Data entries
<<<<

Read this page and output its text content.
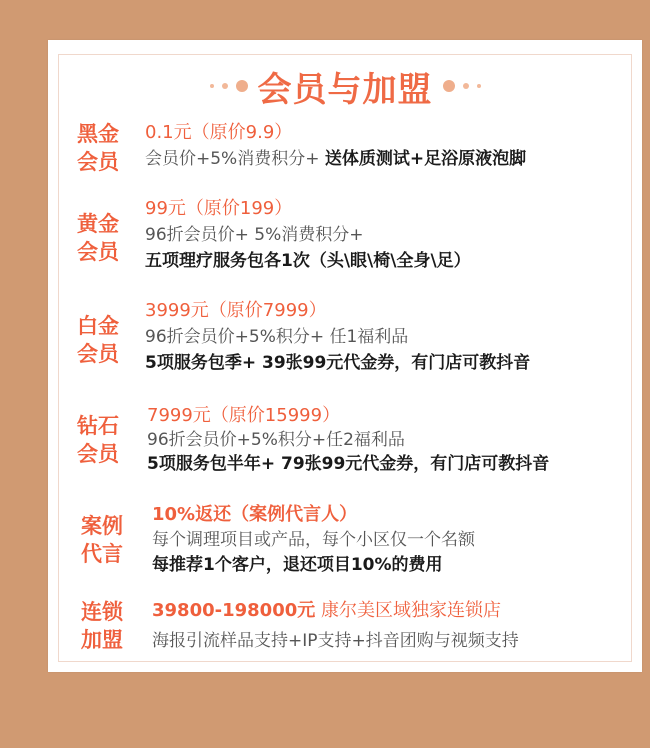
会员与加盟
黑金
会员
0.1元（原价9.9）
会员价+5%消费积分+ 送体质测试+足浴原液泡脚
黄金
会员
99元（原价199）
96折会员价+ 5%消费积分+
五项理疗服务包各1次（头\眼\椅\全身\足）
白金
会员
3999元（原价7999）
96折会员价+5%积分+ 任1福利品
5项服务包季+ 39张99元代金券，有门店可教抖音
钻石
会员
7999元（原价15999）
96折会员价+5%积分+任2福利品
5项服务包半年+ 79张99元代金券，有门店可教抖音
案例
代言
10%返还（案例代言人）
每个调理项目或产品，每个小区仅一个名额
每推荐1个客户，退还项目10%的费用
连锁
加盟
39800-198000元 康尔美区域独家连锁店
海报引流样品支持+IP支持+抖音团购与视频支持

>>>>

Quote the data exactly, leaving every image out of the copy.

* _Finished exercise_:
Read this page and output its text content.
会员与加盟
黑金
会员
0.1元（原价9.9）
会员价+5%消费积分+ 送体质测试+足浴原液泡脚
黄金
会员
99元（原价199）
96折会员价+ 5%消费积分+
五项理疗服务包各1次（头\眼\椅\全身\足）
白金
会员
3999元（原价7999）
96折会员价+5%积分+ 任1福利品
5项服务包季+ 39张99元代金券，有门店可教抖音
钻石
会员
7999元（原价15999）
96折会员价+5%积分+任2福利品
5项服务包半年+ 79张99元代金券，有门店可教抖音
案例
代言
10%返还（案例代言人）
每个调理项目或产品，每个小区仅一个名额
每推荐1个客户，退还项目10%的费用
连锁
加盟
39800-198000元 康尔美区域独家连锁店
海报引流样品支持+IP支持+抖音团购与视频支持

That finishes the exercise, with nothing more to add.